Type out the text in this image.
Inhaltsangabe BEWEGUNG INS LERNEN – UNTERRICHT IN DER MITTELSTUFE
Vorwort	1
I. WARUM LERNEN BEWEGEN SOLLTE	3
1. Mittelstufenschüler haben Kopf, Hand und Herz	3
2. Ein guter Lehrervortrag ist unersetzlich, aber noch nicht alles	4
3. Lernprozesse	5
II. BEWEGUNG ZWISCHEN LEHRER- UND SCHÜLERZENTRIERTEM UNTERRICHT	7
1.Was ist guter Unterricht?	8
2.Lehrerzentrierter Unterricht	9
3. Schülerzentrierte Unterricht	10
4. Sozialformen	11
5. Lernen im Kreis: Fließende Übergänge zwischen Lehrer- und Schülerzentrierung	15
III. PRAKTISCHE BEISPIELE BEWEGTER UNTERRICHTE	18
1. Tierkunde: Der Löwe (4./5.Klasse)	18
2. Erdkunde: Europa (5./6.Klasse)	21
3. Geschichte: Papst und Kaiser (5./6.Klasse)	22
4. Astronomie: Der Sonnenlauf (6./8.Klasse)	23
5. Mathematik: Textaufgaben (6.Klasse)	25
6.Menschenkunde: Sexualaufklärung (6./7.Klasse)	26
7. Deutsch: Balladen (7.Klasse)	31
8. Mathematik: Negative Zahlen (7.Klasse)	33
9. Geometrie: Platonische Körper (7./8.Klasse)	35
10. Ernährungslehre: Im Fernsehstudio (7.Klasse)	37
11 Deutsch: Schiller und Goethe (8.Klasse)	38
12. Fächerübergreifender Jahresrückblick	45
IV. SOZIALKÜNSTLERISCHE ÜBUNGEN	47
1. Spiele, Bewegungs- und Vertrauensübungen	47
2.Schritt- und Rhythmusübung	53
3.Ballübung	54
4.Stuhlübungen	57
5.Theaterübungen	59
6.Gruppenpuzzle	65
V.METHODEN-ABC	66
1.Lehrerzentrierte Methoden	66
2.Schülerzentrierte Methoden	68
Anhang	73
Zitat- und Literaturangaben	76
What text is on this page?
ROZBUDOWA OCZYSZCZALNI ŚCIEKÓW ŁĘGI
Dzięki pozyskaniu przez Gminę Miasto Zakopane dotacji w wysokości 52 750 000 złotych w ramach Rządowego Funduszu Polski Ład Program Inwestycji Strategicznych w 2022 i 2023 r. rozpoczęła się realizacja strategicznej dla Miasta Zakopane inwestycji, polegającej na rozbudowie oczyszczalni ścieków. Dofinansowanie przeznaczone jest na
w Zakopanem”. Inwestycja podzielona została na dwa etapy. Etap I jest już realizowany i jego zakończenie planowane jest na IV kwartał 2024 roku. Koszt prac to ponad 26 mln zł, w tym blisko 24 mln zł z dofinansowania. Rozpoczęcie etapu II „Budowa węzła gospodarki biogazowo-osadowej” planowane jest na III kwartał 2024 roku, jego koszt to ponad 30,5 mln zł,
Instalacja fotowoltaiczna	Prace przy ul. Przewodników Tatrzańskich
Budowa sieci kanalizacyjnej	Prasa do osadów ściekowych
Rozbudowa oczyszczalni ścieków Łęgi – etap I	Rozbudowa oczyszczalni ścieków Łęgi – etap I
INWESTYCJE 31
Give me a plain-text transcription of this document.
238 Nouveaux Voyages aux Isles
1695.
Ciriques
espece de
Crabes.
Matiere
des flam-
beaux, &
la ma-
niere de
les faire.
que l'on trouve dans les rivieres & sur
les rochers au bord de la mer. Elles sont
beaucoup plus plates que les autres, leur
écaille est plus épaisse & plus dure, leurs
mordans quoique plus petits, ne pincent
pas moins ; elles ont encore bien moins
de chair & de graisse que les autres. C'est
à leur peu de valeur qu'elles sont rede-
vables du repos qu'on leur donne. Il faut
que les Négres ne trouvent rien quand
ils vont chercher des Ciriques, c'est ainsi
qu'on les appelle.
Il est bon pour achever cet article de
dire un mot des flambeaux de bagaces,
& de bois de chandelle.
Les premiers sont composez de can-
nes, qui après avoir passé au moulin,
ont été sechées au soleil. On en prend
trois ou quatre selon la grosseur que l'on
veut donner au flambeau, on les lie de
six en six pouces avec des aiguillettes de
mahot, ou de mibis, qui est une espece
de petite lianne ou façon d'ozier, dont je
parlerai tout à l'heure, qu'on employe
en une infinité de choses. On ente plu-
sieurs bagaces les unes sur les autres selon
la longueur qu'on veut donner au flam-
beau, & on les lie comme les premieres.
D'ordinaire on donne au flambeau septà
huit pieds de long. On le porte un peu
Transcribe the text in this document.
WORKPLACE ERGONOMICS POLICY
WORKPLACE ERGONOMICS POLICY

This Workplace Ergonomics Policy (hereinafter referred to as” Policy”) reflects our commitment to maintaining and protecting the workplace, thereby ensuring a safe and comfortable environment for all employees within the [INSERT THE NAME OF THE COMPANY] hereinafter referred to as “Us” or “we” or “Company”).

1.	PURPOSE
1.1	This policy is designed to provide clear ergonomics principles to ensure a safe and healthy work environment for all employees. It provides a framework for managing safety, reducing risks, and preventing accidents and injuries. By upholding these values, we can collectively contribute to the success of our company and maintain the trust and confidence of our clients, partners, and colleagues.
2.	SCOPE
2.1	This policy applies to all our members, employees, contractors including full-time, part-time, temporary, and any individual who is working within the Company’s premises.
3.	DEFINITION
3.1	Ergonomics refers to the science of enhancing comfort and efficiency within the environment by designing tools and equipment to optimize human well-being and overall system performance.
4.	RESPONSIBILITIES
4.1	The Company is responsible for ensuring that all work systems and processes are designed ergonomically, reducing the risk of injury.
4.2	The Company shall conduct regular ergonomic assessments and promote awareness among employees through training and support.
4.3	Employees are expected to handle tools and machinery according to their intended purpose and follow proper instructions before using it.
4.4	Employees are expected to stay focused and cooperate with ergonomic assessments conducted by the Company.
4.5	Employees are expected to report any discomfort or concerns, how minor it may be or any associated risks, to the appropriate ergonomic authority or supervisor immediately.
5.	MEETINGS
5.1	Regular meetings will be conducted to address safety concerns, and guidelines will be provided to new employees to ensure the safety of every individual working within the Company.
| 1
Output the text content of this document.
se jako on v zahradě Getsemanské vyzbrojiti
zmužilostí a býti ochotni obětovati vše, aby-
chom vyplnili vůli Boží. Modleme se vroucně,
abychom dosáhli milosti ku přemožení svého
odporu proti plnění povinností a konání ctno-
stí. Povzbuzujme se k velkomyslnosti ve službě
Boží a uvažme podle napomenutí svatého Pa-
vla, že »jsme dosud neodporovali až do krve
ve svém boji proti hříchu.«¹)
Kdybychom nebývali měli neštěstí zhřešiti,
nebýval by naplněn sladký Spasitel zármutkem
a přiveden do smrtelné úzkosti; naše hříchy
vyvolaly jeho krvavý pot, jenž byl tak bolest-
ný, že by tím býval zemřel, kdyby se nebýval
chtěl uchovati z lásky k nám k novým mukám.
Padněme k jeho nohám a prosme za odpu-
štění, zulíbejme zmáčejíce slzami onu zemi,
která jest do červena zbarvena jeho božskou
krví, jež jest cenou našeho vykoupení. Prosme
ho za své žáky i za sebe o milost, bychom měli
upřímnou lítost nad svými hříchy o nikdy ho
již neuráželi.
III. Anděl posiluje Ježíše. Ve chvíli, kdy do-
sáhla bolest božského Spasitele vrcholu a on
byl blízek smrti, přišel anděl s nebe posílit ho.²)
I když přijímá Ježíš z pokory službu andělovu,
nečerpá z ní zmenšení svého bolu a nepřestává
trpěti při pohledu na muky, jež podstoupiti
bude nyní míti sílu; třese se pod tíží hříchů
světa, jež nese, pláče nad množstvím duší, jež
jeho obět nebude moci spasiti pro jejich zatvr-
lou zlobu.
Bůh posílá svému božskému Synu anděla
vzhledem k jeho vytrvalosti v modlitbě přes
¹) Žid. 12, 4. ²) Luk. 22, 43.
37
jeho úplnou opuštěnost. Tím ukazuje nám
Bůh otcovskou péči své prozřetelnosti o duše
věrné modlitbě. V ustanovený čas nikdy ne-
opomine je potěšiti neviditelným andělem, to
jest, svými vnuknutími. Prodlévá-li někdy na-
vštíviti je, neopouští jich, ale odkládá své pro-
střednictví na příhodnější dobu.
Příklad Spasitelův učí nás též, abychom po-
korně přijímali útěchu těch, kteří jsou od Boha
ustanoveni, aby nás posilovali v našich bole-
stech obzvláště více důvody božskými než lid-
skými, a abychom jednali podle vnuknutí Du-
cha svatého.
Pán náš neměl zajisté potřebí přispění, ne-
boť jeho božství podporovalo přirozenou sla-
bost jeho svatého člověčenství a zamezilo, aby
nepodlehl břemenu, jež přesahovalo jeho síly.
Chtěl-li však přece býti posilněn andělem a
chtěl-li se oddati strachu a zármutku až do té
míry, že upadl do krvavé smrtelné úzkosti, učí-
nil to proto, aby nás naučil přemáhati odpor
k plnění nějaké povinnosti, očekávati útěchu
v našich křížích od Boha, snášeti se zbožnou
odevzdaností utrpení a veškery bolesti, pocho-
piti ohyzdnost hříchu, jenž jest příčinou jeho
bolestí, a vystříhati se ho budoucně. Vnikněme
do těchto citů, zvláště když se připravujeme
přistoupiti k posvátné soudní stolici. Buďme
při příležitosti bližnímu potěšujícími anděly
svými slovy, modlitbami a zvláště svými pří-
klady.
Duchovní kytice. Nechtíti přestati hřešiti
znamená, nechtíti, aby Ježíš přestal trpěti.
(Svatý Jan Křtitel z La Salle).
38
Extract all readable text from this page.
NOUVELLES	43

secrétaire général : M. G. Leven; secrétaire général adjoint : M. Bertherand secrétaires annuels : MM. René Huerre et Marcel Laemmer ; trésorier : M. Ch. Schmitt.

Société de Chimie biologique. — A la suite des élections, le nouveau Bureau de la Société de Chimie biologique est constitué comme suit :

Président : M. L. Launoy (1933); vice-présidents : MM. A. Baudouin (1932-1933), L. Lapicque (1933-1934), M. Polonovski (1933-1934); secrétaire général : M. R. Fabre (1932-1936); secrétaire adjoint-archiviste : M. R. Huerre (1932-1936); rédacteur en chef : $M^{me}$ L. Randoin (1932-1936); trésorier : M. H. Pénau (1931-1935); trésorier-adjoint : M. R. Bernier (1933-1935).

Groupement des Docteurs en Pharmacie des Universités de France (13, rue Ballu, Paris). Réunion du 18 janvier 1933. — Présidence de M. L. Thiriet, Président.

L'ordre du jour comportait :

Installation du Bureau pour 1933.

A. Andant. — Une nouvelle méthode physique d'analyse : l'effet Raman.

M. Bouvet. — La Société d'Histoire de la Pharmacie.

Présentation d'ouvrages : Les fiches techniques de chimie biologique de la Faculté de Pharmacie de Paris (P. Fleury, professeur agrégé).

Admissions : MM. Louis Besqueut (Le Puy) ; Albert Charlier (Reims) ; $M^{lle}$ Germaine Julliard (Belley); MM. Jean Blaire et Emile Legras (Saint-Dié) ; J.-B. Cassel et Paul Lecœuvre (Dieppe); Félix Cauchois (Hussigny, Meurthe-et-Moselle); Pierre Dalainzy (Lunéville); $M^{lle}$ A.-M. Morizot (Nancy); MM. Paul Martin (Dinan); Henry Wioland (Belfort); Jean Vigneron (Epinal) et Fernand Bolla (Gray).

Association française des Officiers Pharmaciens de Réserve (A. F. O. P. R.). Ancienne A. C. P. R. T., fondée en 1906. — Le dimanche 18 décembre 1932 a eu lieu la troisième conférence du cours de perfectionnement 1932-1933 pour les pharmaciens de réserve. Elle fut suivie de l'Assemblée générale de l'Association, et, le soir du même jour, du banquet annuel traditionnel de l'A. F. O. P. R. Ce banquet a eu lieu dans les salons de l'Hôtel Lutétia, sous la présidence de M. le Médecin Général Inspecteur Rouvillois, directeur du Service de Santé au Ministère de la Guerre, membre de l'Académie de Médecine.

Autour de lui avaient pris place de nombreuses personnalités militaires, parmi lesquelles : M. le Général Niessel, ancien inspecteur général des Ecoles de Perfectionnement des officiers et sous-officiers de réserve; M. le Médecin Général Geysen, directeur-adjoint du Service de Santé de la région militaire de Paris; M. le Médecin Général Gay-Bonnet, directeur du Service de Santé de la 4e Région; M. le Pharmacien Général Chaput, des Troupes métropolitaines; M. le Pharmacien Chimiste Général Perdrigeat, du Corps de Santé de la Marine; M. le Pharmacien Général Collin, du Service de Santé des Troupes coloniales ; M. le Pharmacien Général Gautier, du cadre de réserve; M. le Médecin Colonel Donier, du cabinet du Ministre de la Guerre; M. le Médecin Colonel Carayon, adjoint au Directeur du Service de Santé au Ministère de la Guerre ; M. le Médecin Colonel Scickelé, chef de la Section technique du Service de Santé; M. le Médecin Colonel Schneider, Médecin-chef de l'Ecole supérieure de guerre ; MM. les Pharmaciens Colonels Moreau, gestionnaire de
+ + + +
• [Written task] Go through the data above and find the lines with the word "svatého". Copy each of those lines.

• [Solved exercise]
Boží a uvažme podle napomenutí svatého Pa-
cha svatého.
bost jeho svatého člověčenství a zamezilo, aby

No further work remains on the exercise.